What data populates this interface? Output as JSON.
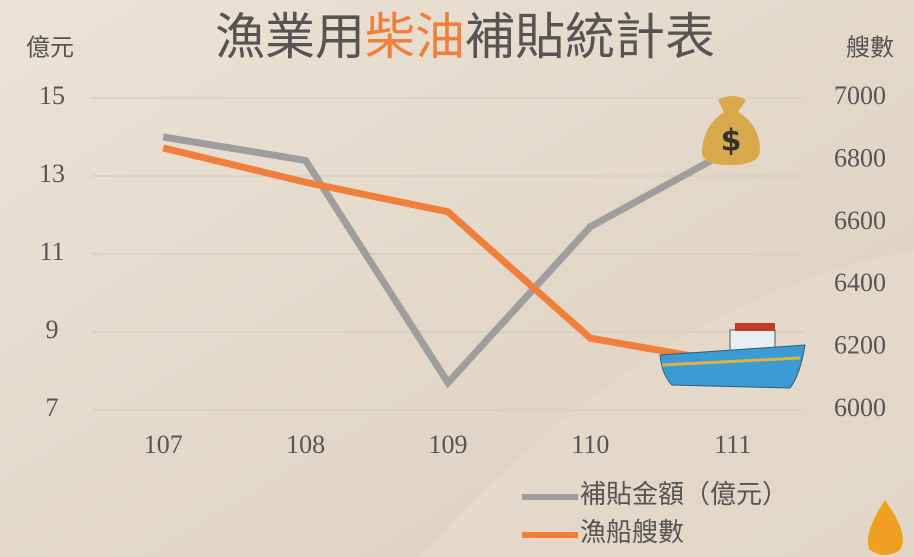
{
  "chart_data": {
    "type": "line",
    "title": [
      "漁業用",
      "柴油",
      "補貼統計表"
    ],
    "y_label": "億元",
    "y2_label": "艘數",
    "categories": [
      "107",
      "108",
      "109",
      "110",
      "111"
    ],
    "series": [
      {
        "name": "補貼金額（億元）",
        "color": "#9e9e9e",
        "values": [
          14.0,
          13.4,
          7.7,
          11.7,
          13.7
        ]
      },
      {
        "name": "漁船艘數",
        "color": "#f07f3c",
        "axis": "y2",
        "values": [
          6840,
          6730,
          6635,
          6230,
          6150
        ]
      }
    ],
    "ylim": [
      7,
      15
    ],
    "yticks": [
      7,
      9,
      11,
      13,
      15
    ],
    "y2lim": [
      6000,
      7000
    ],
    "y2ticks": [
      6000,
      6200,
      6400,
      6600,
      6800,
      7000
    ],
    "grid": true
  }
}
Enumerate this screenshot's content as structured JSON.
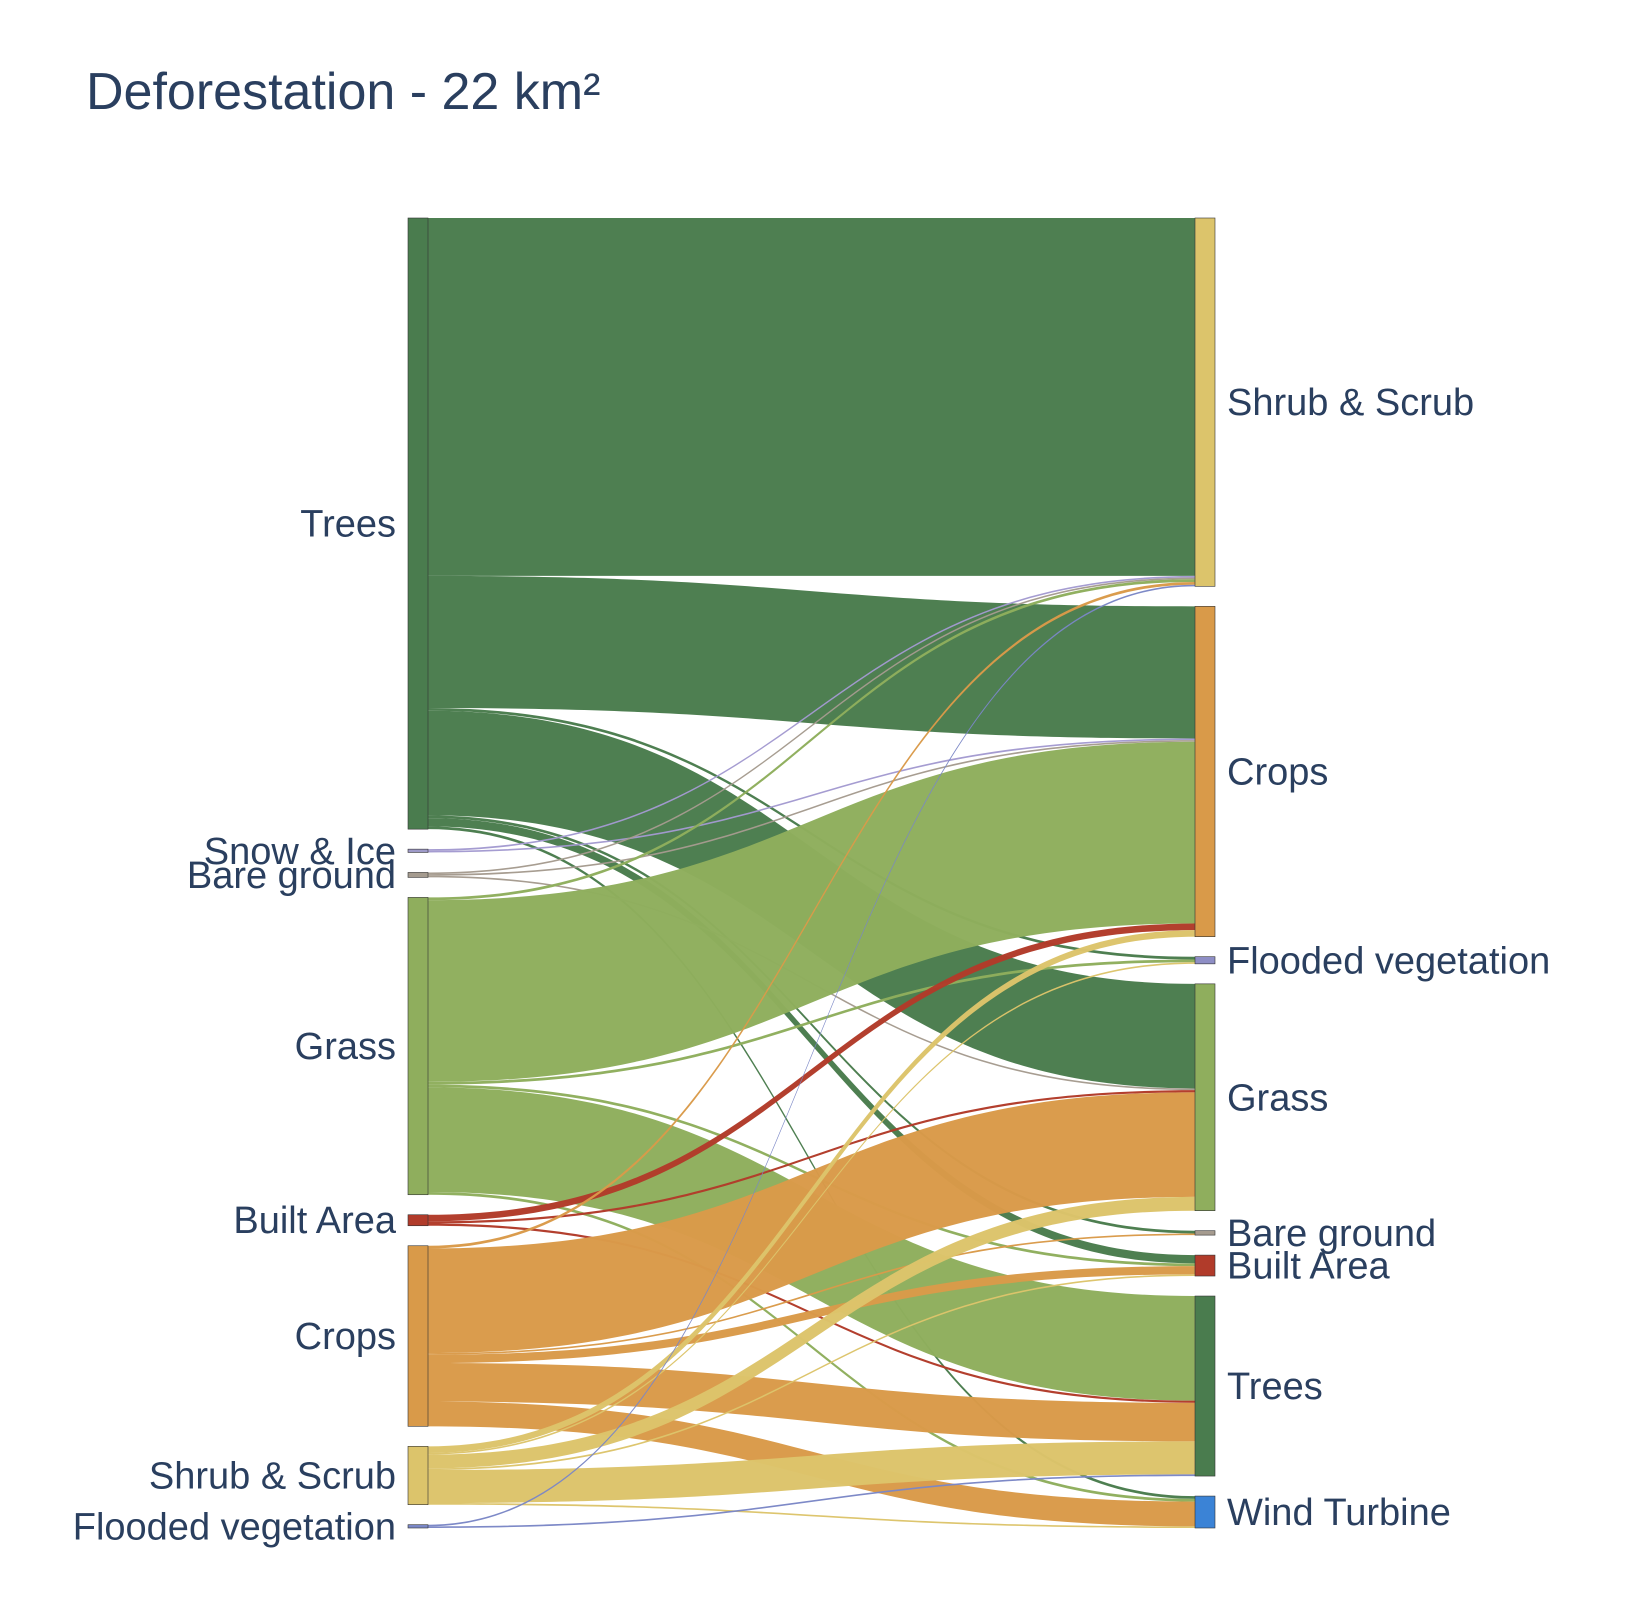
{
  "title": "Deforestation - 22 km²",
  "chart_data": {
    "type": "sankey",
    "title": "Deforestation - 22 km²",
    "sources": [
      {
        "id": "src-trees",
        "label": "Trees",
        "color": "#4a7c4e"
      },
      {
        "id": "src-snow",
        "label": "Snow & Ice",
        "color": "#9e9ac8"
      },
      {
        "id": "src-bare",
        "label": "Bare ground",
        "color": "#a59b8f"
      },
      {
        "id": "src-grass",
        "label": "Grass",
        "color": "#8fae5d"
      },
      {
        "id": "src-built",
        "label": "Built Area",
        "color": "#b13b2a"
      },
      {
        "id": "src-crops",
        "label": "Crops",
        "color": "#d99a49"
      },
      {
        "id": "src-shrub",
        "label": "Shrub & Scrub",
        "color": "#dcc46b"
      },
      {
        "id": "src-flooded",
        "label": "Flooded vegetation",
        "color": "#7a87c6"
      }
    ],
    "targets": [
      {
        "id": "tgt-shrub",
        "label": "Shrub & Scrub",
        "color": "#dcc46b"
      },
      {
        "id": "tgt-crops",
        "label": "Crops",
        "color": "#d99a49"
      },
      {
        "id": "tgt-flooded",
        "label": "Flooded vegetation",
        "color": "#8e8ec5"
      },
      {
        "id": "tgt-grass",
        "label": "Grass",
        "color": "#8fae5d"
      },
      {
        "id": "tgt-bare",
        "label": "Bare ground",
        "color": "#a59b8f"
      },
      {
        "id": "tgt-built",
        "label": "Built Area",
        "color": "#b13b2a"
      },
      {
        "id": "tgt-trees",
        "label": "Trees",
        "color": "#4a7c4e"
      },
      {
        "id": "tgt-wind",
        "label": "Wind Turbine",
        "color": "#3b83d6"
      }
    ],
    "links": [
      {
        "source": "src-trees",
        "target": "tgt-shrub",
        "value": 6.5
      },
      {
        "source": "src-trees",
        "target": "tgt-crops",
        "value": 2.4
      },
      {
        "source": "src-trees",
        "target": "tgt-flooded",
        "value": 0.05
      },
      {
        "source": "src-trees",
        "target": "tgt-grass",
        "value": 1.9
      },
      {
        "source": "src-trees",
        "target": "tgt-bare",
        "value": 0.05
      },
      {
        "source": "src-trees",
        "target": "tgt-built",
        "value": 0.15
      },
      {
        "source": "src-trees",
        "target": "tgt-wind",
        "value": 0.05
      },
      {
        "source": "src-snow",
        "target": "tgt-shrub",
        "value": 0.03
      },
      {
        "source": "src-snow",
        "target": "tgt-crops",
        "value": 0.03
      },
      {
        "source": "src-bare",
        "target": "tgt-shrub",
        "value": 0.03
      },
      {
        "source": "src-bare",
        "target": "tgt-crops",
        "value": 0.03
      },
      {
        "source": "src-bare",
        "target": "tgt-grass",
        "value": 0.03
      },
      {
        "source": "src-grass",
        "target": "tgt-shrub",
        "value": 0.05
      },
      {
        "source": "src-grass",
        "target": "tgt-crops",
        "value": 3.3
      },
      {
        "source": "src-grass",
        "target": "tgt-flooded",
        "value": 0.05
      },
      {
        "source": "src-grass",
        "target": "tgt-built",
        "value": 0.05
      },
      {
        "source": "src-grass",
        "target": "tgt-trees",
        "value": 1.9
      },
      {
        "source": "src-grass",
        "target": "tgt-wind",
        "value": 0.05
      },
      {
        "source": "src-built",
        "target": "tgt-crops",
        "value": 0.12
      },
      {
        "source": "src-built",
        "target": "tgt-grass",
        "value": 0.04
      },
      {
        "source": "src-built",
        "target": "tgt-trees",
        "value": 0.04
      },
      {
        "source": "src-crops",
        "target": "tgt-shrub",
        "value": 0.05
      },
      {
        "source": "src-crops",
        "target": "tgt-grass",
        "value": 1.9
      },
      {
        "source": "src-crops",
        "target": "tgt-bare",
        "value": 0.03
      },
      {
        "source": "src-crops",
        "target": "tgt-built",
        "value": 0.15
      },
      {
        "source": "src-crops",
        "target": "tgt-trees",
        "value": 0.7
      },
      {
        "source": "src-crops",
        "target": "tgt-wind",
        "value": 0.45
      },
      {
        "source": "src-shrub",
        "target": "tgt-crops",
        "value": 0.12
      },
      {
        "source": "src-shrub",
        "target": "tgt-flooded",
        "value": 0.03
      },
      {
        "source": "src-shrub",
        "target": "tgt-grass",
        "value": 0.25
      },
      {
        "source": "src-shrub",
        "target": "tgt-built",
        "value": 0.03
      },
      {
        "source": "src-shrub",
        "target": "tgt-trees",
        "value": 0.6
      },
      {
        "source": "src-shrub",
        "target": "tgt-wind",
        "value": 0.03
      },
      {
        "source": "src-flooded",
        "target": "tgt-shrub",
        "value": 0.03
      },
      {
        "source": "src-flooded",
        "target": "tgt-trees",
        "value": 0.03
      }
    ]
  }
}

▸ **WRITTEN INSTRUCTION**: Repeat the material above verbatim. Leave the pictures behind.

▸ **WRITTEN SOLUTION**:
What data populates this interface? Output as JSON.
{
  "chart_data": {
    "type": "line",
    "title": [
      "漁業用",
      "柴油",
      "補貼統計表"
    ],
    "y_label": "億元",
    "y2_label": "艘數",
    "categories": [
      "107",
      "108",
      "109",
      "110",
      "111"
    ],
    "series": [
      {
        "name": "補貼金額（億元）",
        "color": "#9e9e9e",
        "values": [
          14.0,
          13.4,
          7.7,
          11.7,
          13.7
        ]
      },
      {
        "name": "漁船艘數",
        "color": "#f07f3c",
        "axis": "y2",
        "values": [
          6840,
          6730,
          6635,
          6230,
          6150
        ]
      }
    ],
    "ylim": [
      7,
      15
    ],
    "yticks": [
      7,
      9,
      11,
      13,
      15
    ],
    "y2lim": [
      6000,
      7000
    ],
    "y2ticks": [
      6000,
      6200,
      6400,
      6600,
      6800,
      7000
    ],
    "grid": true
  }
}
Enumerate this screenshot's content as structured JSON.
{
  "title": "Deforestation - 22 km²",
  "chart_data": {
    "type": "sankey",
    "title": "Deforestation - 22 km²",
    "sources": [
      {
        "id": "src-trees",
        "label": "Trees",
        "color": "#4a7c4e"
      },
      {
        "id": "src-snow",
        "label": "Snow & Ice",
        "color": "#9e9ac8"
      },
      {
        "id": "src-bare",
        "label": "Bare ground",
        "color": "#a59b8f"
      },
      {
        "id": "src-grass",
        "label": "Grass",
        "color": "#8fae5d"
      },
      {
        "id": "src-built",
        "label": "Built Area",
        "color": "#b13b2a"
      },
      {
        "id": "src-crops",
        "label": "Crops",
        "color": "#d99a49"
      },
      {
        "id": "src-shrub",
        "label": "Shrub & Scrub",
        "color": "#dcc46b"
      },
      {
        "id": "src-flooded",
        "label": "Flooded vegetation",
        "color": "#7a87c6"
      }
    ],
    "targets": [
      {
        "id": "tgt-shrub",
        "label": "Shrub & Scrub",
        "color": "#dcc46b"
      },
      {
        "id": "tgt-crops",
        "label": "Crops",
        "color": "#d99a49"
      },
      {
        "id": "tgt-flooded",
        "label": "Flooded vegetation",
        "color": "#8e8ec5"
      },
      {
        "id": "tgt-grass",
        "label": "Grass",
        "color": "#8fae5d"
      },
      {
        "id": "tgt-bare",
        "label": "Bare ground",
        "color": "#a59b8f"
      },
      {
        "id": "tgt-built",
        "label": "Built Area",
        "color": "#b13b2a"
      },
      {
        "id": "tgt-trees",
        "label": "Trees",
        "color": "#4a7c4e"
      },
      {
        "id": "tgt-wind",
        "label": "Wind Turbine",
        "color": "#3b83d6"
      }
    ],
    "links": [
      {
        "source": "src-trees",
        "target": "tgt-shrub",
        "value": 6.5
      },
      {
        "source": "src-trees",
        "target": "tgt-crops",
        "value": 2.4
      },
      {
        "source": "src-trees",
        "target": "tgt-flooded",
        "value": 0.05
      },
      {
        "source": "src-trees",
        "target": "tgt-grass",
        "value": 1.9
      },
      {
        "source": "src-trees",
        "target": "tgt-bare",
        "value": 0.05
      },
      {
        "source": "src-trees",
        "target": "tgt-built",
        "value": 0.15
      },
      {
        "source": "src-trees",
        "target": "tgt-wind",
        "value": 0.05
      },
      {
        "source": "src-snow",
        "target": "tgt-shrub",
        "value": 0.03
      },
      {
        "source": "src-snow",
        "target": "tgt-crops",
        "value": 0.03
      },
      {
        "source": "src-bare",
        "target": "tgt-shrub",
        "value": 0.03
      },
      {
        "source": "src-bare",
        "target": "tgt-crops",
        "value": 0.03
      },
      {
        "source": "src-bare",
        "target": "tgt-grass",
        "value": 0.03
      },
      {
        "source": "src-grass",
        "target": "tgt-shrub",
        "value": 0.05
      },
      {
        "source": "src-grass",
        "target": "tgt-crops",
        "value": 3.3
      },
      {
        "source": "src-grass",
        "target": "tgt-flooded",
        "value": 0.05
      },
      {
        "source": "src-grass",
        "target": "tgt-built",
        "value": 0.05
      },
      {
        "source": "src-grass",
        "target": "tgt-trees",
        "value": 1.9
      },
      {
        "source": "src-grass",
        "target": "tgt-wind",
        "value": 0.05
      },
      {
        "source": "src-built",
        "target": "tgt-crops",
        "value": 0.12
      },
      {
        "source": "src-built",
        "target": "tgt-grass",
        "value": 0.04
      },
      {
        "source": "src-built",
        "target": "tgt-trees",
        "value": 0.04
      },
      {
        "source": "src-crops",
        "target": "tgt-shrub",
        "value": 0.05
      },
      {
        "source": "src-crops",
        "target": "tgt-grass",
        "value": 1.9
      },
      {
        "source": "src-crops",
        "target": "tgt-bare",
        "value": 0.03
      },
      {
        "source": "src-crops",
        "target": "tgt-built",
        "value": 0.15
      },
      {
        "source": "src-crops",
        "target": "tgt-trees",
        "value": 0.7
      },
      {
        "source": "src-crops",
        "target": "tgt-wind",
        "value": 0.45
      },
      {
        "source": "src-shrub",
        "target": "tgt-crops",
        "value": 0.12
      },
      {
        "source": "src-shrub",
        "target": "tgt-flooded",
        "value": 0.03
      },
      {
        "source": "src-shrub",
        "target": "tgt-grass",
        "value": 0.25
      },
      {
        "source": "src-shrub",
        "target": "tgt-built",
        "value": 0.03
      },
      {
        "source": "src-shrub",
        "target": "tgt-trees",
        "value": 0.6
      },
      {
        "source": "src-shrub",
        "target": "tgt-wind",
        "value": 0.03
      },
      {
        "source": "src-flooded",
        "target": "tgt-shrub",
        "value": 0.03
      },
      {
        "source": "src-flooded",
        "target": "tgt-trees",
        "value": 0.03
      }
    ]
  }
}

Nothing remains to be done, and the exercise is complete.